*** Records provided

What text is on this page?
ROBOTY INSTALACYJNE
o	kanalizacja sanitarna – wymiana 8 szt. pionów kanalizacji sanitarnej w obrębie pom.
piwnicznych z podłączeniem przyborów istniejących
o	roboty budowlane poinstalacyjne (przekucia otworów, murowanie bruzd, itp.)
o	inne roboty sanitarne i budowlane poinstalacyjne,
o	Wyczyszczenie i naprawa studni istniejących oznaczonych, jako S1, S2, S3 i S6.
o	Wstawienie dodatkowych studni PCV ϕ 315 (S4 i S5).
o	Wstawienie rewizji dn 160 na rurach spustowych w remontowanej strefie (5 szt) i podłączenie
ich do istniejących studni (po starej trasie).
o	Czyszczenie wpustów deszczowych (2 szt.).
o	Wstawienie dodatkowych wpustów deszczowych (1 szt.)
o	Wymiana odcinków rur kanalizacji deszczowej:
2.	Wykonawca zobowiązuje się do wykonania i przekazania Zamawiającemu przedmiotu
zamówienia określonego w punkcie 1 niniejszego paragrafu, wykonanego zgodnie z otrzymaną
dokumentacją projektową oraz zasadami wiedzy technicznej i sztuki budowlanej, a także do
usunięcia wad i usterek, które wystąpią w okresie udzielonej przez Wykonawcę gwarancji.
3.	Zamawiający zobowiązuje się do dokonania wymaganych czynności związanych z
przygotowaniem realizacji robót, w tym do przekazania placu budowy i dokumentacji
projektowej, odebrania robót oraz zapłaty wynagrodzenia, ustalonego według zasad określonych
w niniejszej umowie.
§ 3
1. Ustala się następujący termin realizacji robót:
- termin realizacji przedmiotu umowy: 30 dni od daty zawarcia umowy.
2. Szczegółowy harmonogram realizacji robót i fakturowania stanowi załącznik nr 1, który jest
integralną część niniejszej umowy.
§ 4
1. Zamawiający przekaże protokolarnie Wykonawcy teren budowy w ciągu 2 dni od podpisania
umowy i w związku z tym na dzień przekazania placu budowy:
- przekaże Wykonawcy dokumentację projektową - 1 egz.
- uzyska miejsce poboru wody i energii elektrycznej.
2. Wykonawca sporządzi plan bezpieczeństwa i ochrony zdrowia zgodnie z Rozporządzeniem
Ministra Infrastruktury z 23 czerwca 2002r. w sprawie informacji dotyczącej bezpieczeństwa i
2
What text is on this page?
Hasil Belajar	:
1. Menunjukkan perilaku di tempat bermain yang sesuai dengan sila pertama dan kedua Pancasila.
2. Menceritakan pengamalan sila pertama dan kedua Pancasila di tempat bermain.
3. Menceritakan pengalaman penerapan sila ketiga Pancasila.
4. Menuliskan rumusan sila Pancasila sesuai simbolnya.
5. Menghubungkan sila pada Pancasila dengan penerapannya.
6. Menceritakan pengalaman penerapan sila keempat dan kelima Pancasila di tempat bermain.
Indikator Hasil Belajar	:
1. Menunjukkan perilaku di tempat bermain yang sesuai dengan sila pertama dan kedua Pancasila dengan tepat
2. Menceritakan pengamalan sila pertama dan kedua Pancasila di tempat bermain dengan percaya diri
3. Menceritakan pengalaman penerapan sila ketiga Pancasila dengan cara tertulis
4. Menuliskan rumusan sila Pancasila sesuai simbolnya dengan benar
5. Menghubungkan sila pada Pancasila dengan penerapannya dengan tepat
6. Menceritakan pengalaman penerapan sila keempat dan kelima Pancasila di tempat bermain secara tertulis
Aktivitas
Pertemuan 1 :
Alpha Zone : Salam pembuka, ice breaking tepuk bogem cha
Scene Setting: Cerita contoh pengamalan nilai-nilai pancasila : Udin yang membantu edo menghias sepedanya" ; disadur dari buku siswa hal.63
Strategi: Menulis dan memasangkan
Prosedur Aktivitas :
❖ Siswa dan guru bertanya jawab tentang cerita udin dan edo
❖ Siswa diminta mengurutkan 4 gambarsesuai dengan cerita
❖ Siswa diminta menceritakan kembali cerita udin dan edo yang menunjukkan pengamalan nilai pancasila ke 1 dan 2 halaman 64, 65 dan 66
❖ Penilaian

******

- **Task to carry out**
State how many lines of the listing include "wpustów", and nothing more.

- **Task answer**
2